> **Task description**
Identify the lines bearing the string "marker" and gather them.

··· Supplied material

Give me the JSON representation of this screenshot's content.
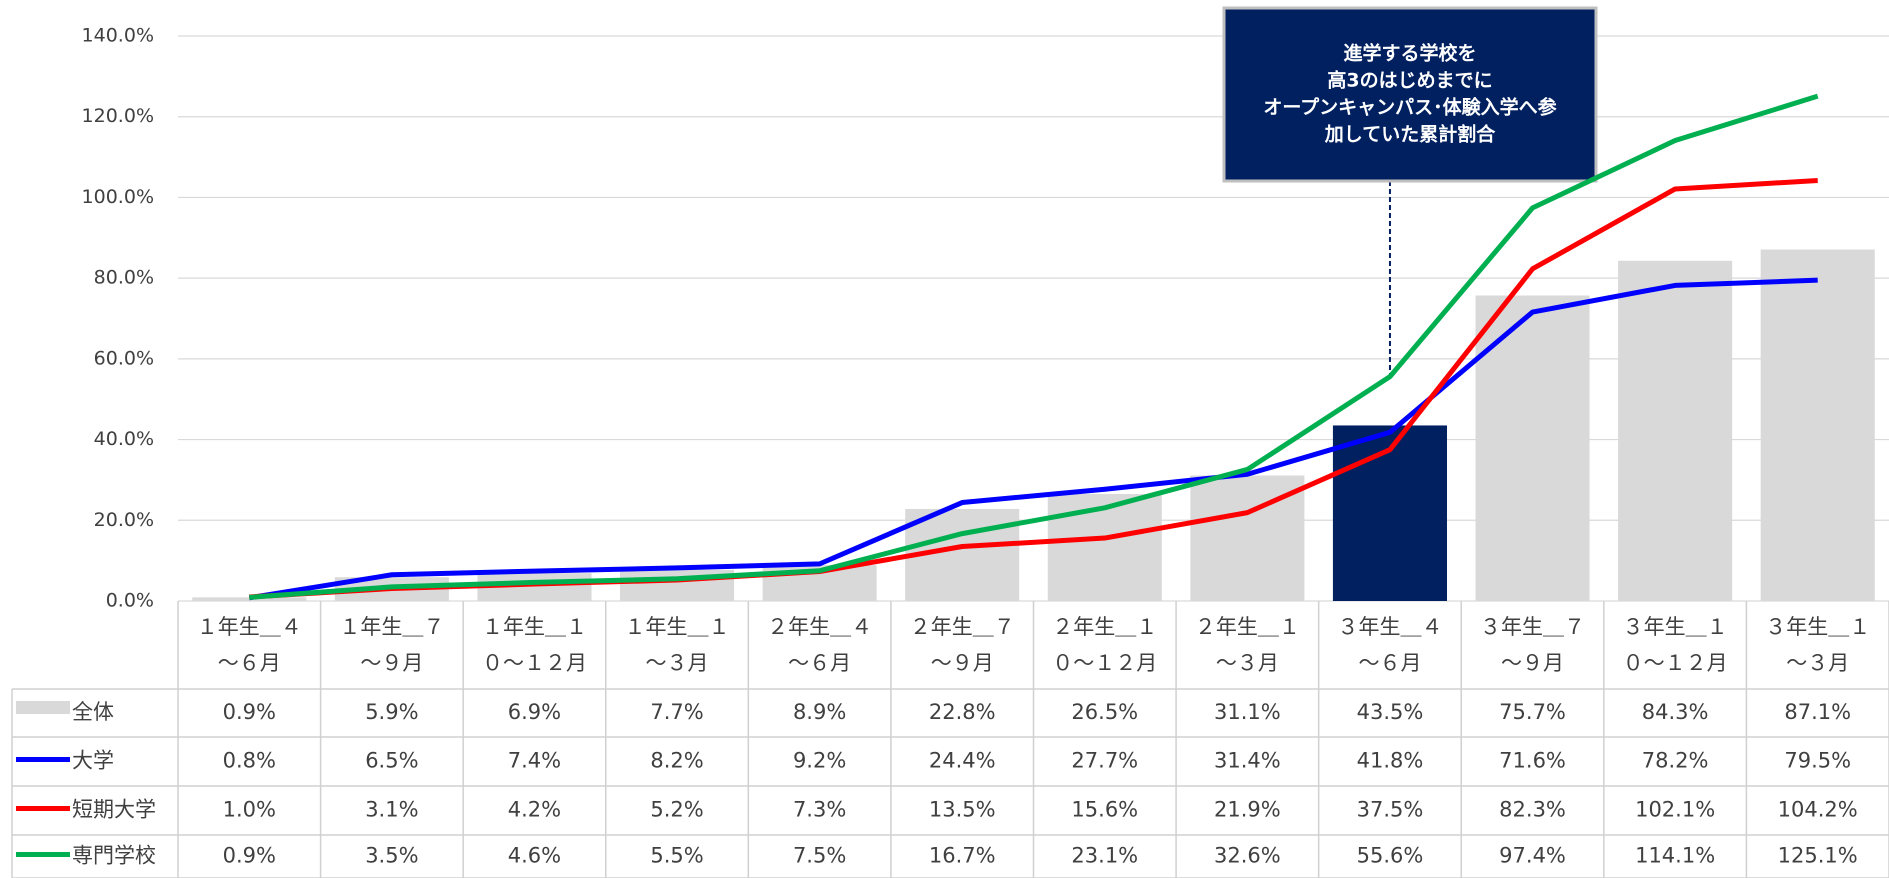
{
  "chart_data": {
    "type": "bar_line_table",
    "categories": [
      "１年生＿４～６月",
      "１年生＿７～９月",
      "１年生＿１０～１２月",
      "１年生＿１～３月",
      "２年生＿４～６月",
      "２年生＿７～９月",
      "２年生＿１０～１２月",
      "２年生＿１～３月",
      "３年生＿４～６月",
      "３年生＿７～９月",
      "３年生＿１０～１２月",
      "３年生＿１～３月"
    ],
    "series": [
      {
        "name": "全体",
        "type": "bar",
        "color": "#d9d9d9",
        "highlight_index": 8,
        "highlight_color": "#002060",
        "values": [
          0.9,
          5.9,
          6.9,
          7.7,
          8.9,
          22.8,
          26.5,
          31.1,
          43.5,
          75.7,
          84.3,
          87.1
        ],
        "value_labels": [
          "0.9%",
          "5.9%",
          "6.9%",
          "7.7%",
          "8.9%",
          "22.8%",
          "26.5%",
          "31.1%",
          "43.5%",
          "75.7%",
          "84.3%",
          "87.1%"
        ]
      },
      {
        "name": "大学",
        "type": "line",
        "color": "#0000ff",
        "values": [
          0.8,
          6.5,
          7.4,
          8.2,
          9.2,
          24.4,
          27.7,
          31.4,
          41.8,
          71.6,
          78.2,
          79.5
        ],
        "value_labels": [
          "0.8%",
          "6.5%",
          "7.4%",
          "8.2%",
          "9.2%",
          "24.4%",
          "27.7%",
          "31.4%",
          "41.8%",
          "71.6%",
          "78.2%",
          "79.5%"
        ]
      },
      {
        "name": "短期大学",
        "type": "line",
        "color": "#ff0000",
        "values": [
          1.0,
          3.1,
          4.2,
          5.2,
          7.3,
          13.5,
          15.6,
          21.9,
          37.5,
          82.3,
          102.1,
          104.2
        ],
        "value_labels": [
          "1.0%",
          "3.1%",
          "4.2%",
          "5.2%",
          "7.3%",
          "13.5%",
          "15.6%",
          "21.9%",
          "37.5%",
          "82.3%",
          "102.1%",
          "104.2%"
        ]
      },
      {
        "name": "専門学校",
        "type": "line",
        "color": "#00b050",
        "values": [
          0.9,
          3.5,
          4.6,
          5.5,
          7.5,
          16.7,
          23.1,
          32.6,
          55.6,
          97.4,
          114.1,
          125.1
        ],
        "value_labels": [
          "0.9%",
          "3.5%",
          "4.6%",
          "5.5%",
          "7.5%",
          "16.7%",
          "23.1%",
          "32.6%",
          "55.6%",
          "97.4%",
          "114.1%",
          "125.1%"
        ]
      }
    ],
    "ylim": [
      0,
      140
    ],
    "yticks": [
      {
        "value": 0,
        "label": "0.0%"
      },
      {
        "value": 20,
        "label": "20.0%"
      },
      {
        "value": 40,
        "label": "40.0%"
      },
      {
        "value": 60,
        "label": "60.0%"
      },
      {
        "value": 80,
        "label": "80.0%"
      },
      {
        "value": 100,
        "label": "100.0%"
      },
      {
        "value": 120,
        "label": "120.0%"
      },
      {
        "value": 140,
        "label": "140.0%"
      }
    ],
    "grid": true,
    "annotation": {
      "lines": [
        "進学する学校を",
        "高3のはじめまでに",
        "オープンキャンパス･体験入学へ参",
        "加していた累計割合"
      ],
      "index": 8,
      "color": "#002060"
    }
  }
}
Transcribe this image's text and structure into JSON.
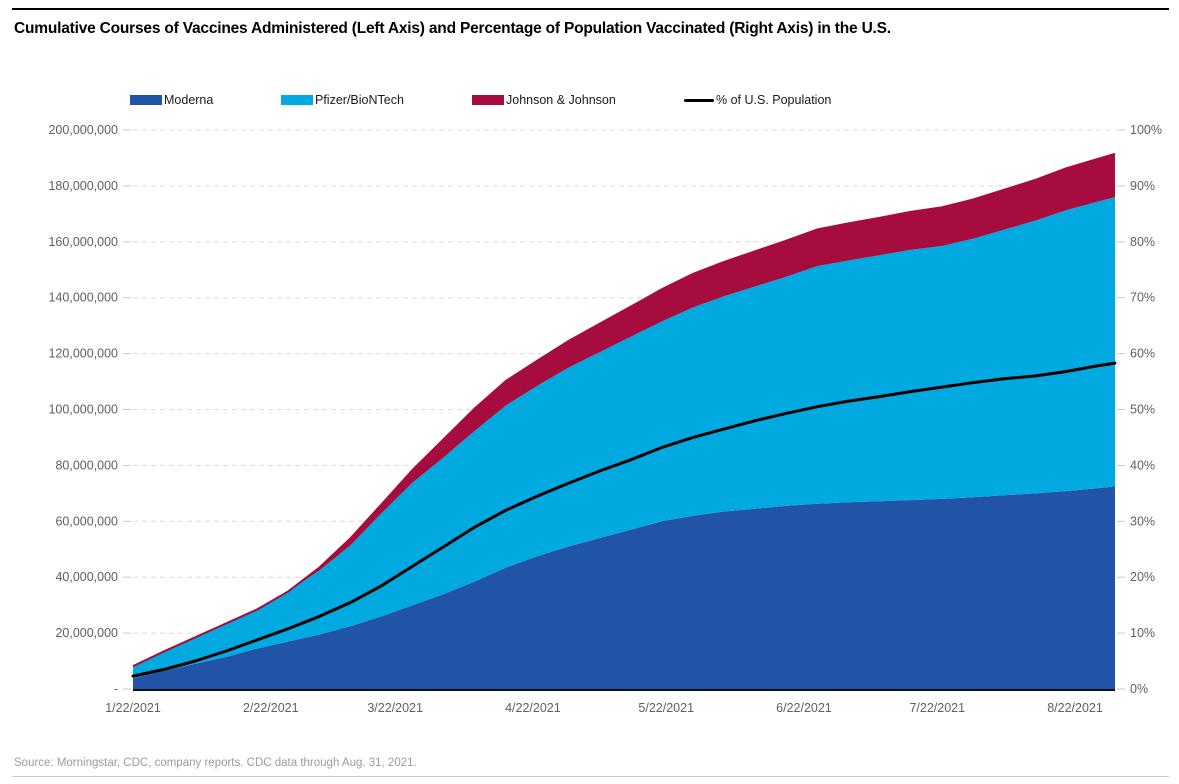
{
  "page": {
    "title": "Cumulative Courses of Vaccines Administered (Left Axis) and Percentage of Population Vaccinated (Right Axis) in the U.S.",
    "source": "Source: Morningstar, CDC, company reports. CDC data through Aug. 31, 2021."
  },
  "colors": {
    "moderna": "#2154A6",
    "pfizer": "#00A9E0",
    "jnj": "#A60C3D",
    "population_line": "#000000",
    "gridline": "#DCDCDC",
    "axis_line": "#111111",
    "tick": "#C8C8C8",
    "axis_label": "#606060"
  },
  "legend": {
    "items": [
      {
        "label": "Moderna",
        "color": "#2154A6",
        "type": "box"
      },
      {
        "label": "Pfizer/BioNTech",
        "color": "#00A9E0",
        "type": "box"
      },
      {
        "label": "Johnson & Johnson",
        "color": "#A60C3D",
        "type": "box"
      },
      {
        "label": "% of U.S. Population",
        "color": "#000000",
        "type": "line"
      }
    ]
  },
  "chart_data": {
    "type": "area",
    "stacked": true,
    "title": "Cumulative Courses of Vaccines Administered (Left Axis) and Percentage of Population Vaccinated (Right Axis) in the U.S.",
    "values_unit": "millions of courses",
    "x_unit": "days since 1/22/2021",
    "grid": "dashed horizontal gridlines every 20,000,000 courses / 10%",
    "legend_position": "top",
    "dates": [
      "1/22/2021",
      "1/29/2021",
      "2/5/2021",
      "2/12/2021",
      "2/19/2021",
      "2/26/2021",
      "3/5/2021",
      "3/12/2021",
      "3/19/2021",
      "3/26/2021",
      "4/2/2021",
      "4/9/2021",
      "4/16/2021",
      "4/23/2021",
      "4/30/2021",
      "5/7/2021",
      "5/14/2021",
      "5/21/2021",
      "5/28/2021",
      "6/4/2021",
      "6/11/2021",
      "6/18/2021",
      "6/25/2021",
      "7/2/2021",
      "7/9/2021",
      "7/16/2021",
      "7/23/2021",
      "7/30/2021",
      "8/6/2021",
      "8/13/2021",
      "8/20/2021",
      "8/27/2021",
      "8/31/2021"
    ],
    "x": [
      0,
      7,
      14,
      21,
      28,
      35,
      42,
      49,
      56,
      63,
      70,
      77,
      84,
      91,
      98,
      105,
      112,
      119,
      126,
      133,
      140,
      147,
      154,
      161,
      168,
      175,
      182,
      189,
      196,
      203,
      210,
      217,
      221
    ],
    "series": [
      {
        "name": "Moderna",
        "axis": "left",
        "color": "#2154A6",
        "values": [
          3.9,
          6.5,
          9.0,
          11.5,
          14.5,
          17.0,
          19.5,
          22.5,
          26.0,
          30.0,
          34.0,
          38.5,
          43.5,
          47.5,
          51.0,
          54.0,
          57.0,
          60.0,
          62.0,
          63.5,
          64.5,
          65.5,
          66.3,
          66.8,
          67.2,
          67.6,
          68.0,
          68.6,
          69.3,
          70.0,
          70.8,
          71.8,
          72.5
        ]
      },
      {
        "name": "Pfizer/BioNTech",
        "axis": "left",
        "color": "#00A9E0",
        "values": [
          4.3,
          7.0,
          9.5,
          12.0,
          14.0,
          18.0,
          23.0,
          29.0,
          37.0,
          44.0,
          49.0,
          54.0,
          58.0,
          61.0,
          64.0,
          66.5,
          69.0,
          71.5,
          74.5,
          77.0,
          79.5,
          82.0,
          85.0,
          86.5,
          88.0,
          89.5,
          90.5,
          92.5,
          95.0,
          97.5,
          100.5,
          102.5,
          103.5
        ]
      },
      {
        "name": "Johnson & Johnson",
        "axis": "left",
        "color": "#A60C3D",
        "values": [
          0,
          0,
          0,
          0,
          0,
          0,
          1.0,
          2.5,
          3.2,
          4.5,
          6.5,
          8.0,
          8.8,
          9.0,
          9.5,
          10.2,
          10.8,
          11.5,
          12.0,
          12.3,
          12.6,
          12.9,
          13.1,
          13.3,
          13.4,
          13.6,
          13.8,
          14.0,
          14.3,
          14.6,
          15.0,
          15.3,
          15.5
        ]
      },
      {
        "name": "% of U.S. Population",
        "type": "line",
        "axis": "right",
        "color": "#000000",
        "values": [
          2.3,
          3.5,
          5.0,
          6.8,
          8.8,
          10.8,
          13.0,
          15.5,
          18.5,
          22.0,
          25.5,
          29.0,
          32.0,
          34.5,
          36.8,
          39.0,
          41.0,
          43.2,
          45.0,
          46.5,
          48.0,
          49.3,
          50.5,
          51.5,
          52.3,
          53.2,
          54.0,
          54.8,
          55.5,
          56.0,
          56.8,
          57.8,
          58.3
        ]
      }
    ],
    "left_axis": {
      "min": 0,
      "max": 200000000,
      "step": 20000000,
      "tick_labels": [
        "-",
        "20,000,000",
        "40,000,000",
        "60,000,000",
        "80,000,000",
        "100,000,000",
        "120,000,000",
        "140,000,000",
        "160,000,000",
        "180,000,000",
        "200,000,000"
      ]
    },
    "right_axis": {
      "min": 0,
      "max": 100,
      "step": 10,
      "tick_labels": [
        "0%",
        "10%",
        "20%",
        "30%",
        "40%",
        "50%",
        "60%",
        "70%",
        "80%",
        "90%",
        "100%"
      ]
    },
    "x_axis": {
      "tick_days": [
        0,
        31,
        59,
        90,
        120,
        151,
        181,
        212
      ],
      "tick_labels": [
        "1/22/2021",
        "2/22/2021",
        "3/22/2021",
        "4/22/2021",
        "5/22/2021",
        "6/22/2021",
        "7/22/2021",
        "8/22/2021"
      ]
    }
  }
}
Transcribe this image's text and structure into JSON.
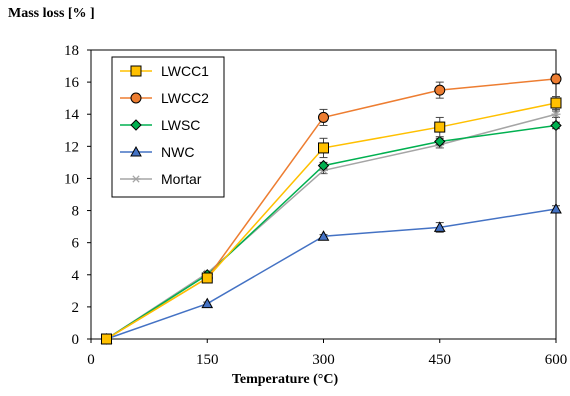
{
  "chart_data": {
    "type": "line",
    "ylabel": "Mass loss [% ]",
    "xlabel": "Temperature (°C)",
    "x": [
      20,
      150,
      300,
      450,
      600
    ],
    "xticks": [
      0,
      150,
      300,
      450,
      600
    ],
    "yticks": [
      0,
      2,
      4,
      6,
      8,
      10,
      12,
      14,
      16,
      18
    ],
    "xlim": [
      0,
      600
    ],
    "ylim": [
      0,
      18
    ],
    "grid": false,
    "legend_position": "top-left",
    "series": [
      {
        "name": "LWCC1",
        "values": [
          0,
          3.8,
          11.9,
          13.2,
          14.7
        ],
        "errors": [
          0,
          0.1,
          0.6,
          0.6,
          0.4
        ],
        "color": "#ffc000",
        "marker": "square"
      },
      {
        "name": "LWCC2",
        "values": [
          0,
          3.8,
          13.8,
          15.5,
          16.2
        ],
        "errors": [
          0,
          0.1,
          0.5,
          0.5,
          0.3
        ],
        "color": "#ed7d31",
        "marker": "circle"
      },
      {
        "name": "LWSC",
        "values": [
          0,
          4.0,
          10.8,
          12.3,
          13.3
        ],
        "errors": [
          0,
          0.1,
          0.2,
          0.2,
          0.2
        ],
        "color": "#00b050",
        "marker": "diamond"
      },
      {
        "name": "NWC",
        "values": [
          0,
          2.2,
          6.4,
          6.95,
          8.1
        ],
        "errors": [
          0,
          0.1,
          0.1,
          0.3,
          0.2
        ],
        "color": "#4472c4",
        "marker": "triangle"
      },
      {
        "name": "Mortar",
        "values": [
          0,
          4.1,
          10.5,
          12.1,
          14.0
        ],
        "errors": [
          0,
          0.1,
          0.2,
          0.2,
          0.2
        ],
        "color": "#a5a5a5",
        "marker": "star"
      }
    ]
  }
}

······

> **Response**
        "marker": "square"
        "marker": "circle"
        "marker": "diamond"
        "marker": "triangle"
        "marker": "star"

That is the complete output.